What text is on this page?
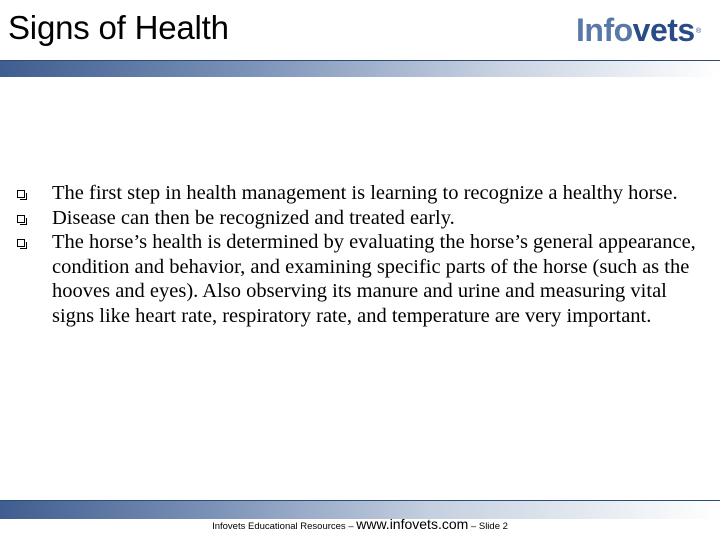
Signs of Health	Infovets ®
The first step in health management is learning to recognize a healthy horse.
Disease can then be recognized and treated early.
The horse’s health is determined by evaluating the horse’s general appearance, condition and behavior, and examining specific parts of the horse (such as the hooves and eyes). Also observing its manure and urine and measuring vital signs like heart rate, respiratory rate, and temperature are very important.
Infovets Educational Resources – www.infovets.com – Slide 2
______
- Aim of the exercise: Return to the listing above and set it down exactly, leaving out its pictures.

- Complete response:
What text is on this page?
Signs of Health	Infovets ®
The first step in health management is learning to recognize a healthy horse.
Disease can then be recognized and treated early.
The horse’s health is determined by evaluating the horse’s general appearance, condition and behavior, and examining specific parts of the horse (such as the hooves and eyes). Also observing its manure and urine and measuring vital signs like heart rate, respiratory rate, and temperature are very important.
Infovets Educational Resources – www.infovets.com – Slide 2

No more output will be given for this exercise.